Task instructions
Read the listing and extract each line that includes the word "πότε".

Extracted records
_ _ _ _ _ _ _
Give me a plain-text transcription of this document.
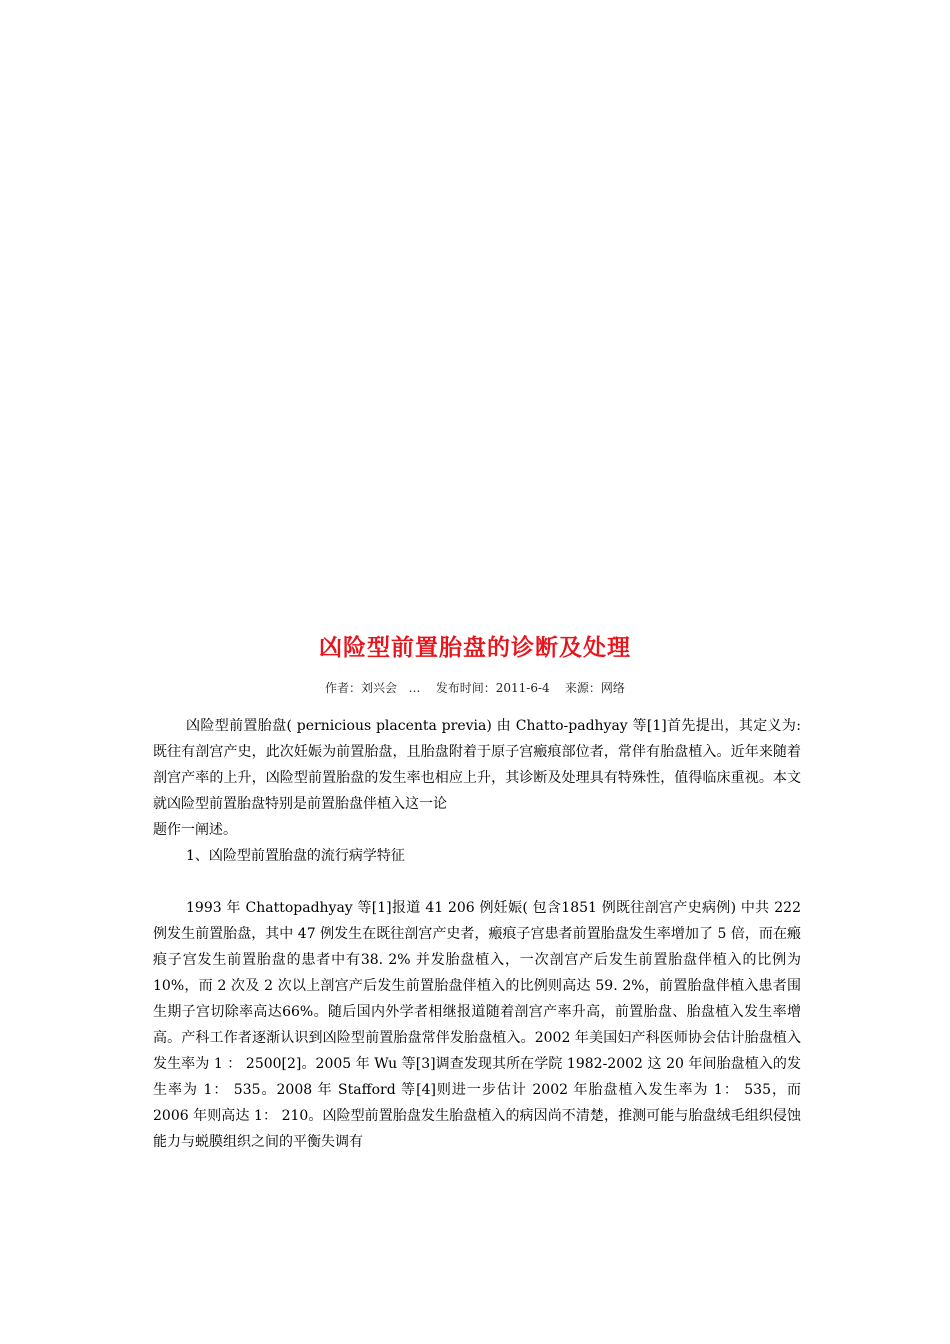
凶险型前置胎盘的诊断及处理
作者：刘兴会   …    发布时间：2011-6-4    来源：网络

凶险型前置胎盘( pernicious placenta previa) 由 Chatto-padhyay 等[1]首先提出，其定义为: 既往有剖宫产史，此次妊娠为前置胎盘，且胎盘附着于原子宫瘢痕部位者，常伴有胎盘植入。近年来随着剖宫产率的上升，凶险型前置胎盘的发生率也相应上升，其诊断及处理具有特殊性，值得临床重视。本文就凶险型前置胎盘特别是前置胎盘伴植入这一论

题作一阐述。

1、凶险型前置胎盘的流行病学特征

1993 年 Chattopadhyay 等[1]报道 41 206 例妊娠( 包含1851 例既往剖宫产史病例) 中共 222 例发生前置胎盘，其中 47 例发生在既往剖宫产史者，瘢痕子宫患者前置胎盘发生率增加了 5 倍，而在瘢痕子宫发生前置胎盘的患者中有38. 2% 并发胎盘植入，一次剖宫产后发生前置胎盘伴植入的比例为 10%，而 2 次及 2 次以上剖宫产后发生前置胎盘伴植入的比例则高达 59. 2%，前置胎盘伴植入患者围生期子宫切除率高达66%。随后国内外学者相继报道随着剖宫产率升高，前置胎盘、胎盘植入发生率增高。产科工作者逐渐认识到凶险型前置胎盘常伴发胎盘植入。2002 年美国妇产科医师协会估计胎盘植入发生率为 1 ： 2500[2]。2005 年 Wu 等[3]调查发现其所在学院 1982-2002 这 20 年间胎盘植入的发生率为 1： 535。2008 年 Stafford 等[4]则进一步估计 2002 年胎盘植入发生率为 1： 535，而 2006 年则高达 1： 210。凶险型前置胎盘发生胎盘植入的病因尚不清楚，推测可能与胎盘绒毛组织侵蚀能力与蜕膜组织之间的平衡失调有
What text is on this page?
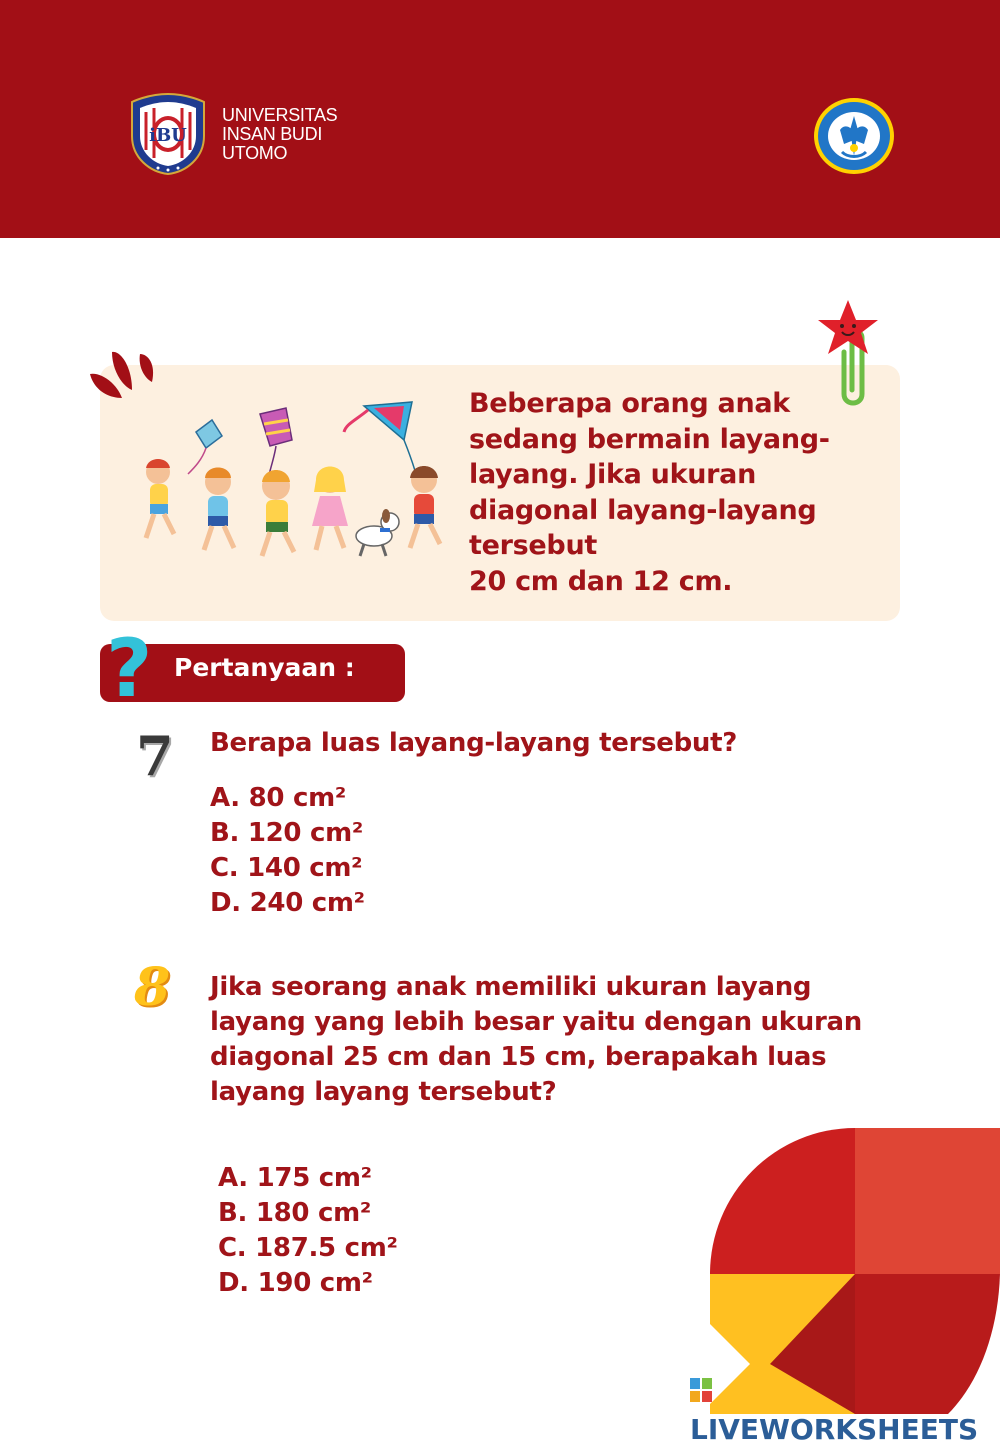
iBU
UNIVERSITAS
INSAN BUDI
UTOMO
Beberapa orang anak
sedang bermain layang-
layang. Jika ukuran
diagonal layang-layang
tersebut
20 cm dan 12 cm.
? Pertanyaan :
7	Berapa luas layang-layang tersebut?
A. 80 cm²
B. 120 cm²
C. 140 cm²
D. 240 cm²
8	Jika seorang anak memiliki ukuran layang
layang yang lebih besar yaitu dengan ukuran
diagonal 25 cm dan 15 cm, berapakah luas
layang layang tersebut?
A. 175 cm²
B. 180 cm²
C. 187.5 cm²
D. 190 cm²
LIVEWORKSHEETS
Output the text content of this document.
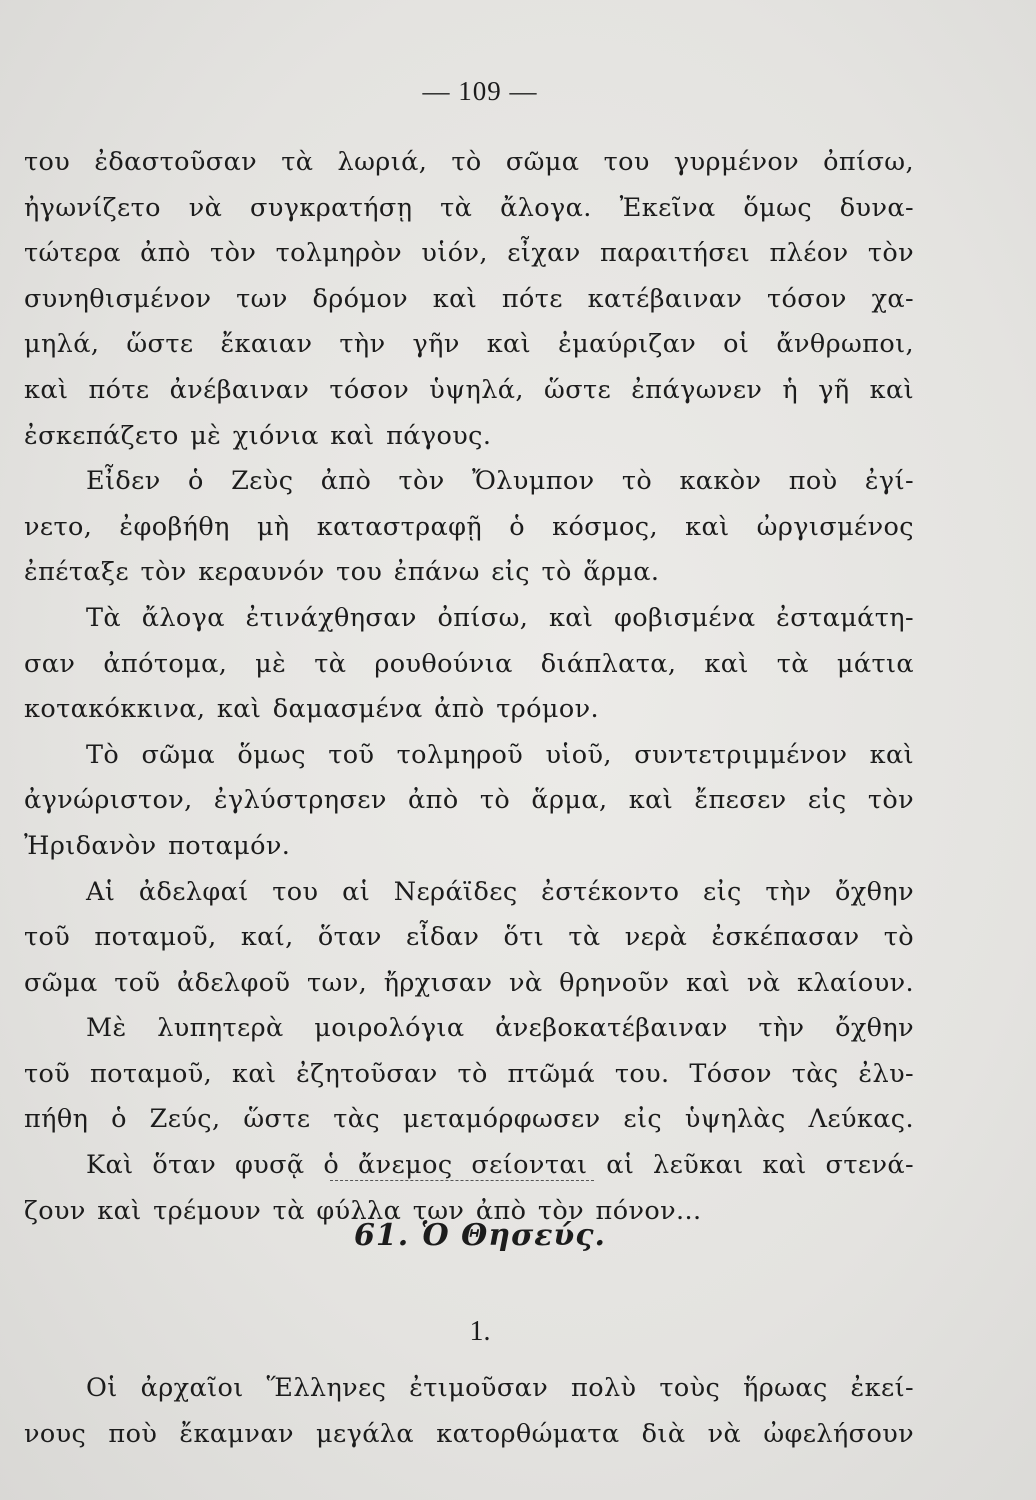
— 109 —
του ἐδαστοῦσαν τὰ λωριά, τὸ σῶμα του γυρμένον ὀπίσω,
ἠγωνίζετο νὰ συγκρατήσῃ τὰ ἄλογα. Ἐκεῖνα ὅμως δυνα-
τώτερα ἀπὸ τὸν τολμηρὸν υἱόν, εἶχαν παραιτήσει πλέον τὸν
συνηθισμένον των δρόμον καὶ πότε κατέβαιναν τόσον χα-
μηλά, ὥστε ἔκαιαν τὴν γῆν καὶ ἐμαύριζαν οἱ ἄνθρωποι,
καὶ πότε ἀνέβαιναν τόσον ὑψηλά, ὥστε ἐπάγωνεν ἡ γῆ καὶ
ἐσκεπάζετο μὲ χιόνια καὶ πάγους.
Εἶδεν ὁ Ζεὺς ἀπὸ τὸν Ὄλυμπον τὸ κακὸν ποὺ ἐγί-
νετο, ἐφοβήθη μὴ καταστραφῇ ὁ κόσμος, καὶ ὠργισμένος
ἐπέταξε τὸν κεραυνόν του ἐπάνω εἰς τὸ ἅρμα.
Τὰ ἄλογα ἐτινάχθησαν ὀπίσω, καὶ φοβισμένα ἐσταμάτη-
σαν ἀπότομα, μὲ τὰ ρουθούνια διάπλατα, καὶ τὰ μάτια
κοτακόκκινα, καὶ δαμασμένα ἀπὸ τρόμον.
Τὸ σῶμα ὅμως τοῦ τολμηροῦ υἱοῦ, συντετριμμένον καὶ
ἀγνώριστον, ἐγλύστρησεν ἀπὸ τὸ ἅρμα, καὶ ἔπεσεν εἰς τὸν
Ἠριδανὸν ποταμόν.
Αἱ ἀδελφαί του αἱ Νεράϊδες ἐστέκοντο εἰς τὴν ὄχθην
τοῦ ποταμοῦ, καί, ὅταν εἶδαν ὅτι τὰ νερὰ ἐσκέπασαν τὸ
σῶμα τοῦ ἀδελφοῦ των, ἤρχισαν νὰ θρηνοῦν καὶ νὰ κλαίουν.
Μὲ λυπητερὰ μοιρολόγια ἀνεβοκατέβαιναν τὴν ὄχθην
τοῦ ποταμοῦ, καὶ ἐζητοῦσαν τὸ πτῶμά του. Τόσον τὰς ἐλυ-
πήθη ὁ Ζεύς, ὥστε τὰς μεταμόρφωσεν εἰς ὑψηλὰς Λεύκας.
Καὶ ὅταν φυσᾷ ὁ ἄνεμος σείονται αἱ λεῦκαι καὶ στενά-
ζουν καὶ τρέμουν τὰ φύλλα των ἀπὸ τὸν πόνον...
61. Ὁ Θησεύς.
1.
Οἱ ἀρχαῖοι Ἕλληνες ἐτιμοῦσαν πολὺ τοὺς ἥρωας ἐκεί-
νους ποὺ ἔκαμναν μεγάλα κατορθώματα διὰ νὰ ὠφελήσουν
_ _ _ _ _ _ _
Output of the task
συνηθισμένον των δρόμον καὶ πότε κατέβαιναν τόσον χα-
καὶ πότε ἀνέβαιναν τόσον ὑψηλά, ὥστε ἐπάγωνεν ἡ γῆ καὶ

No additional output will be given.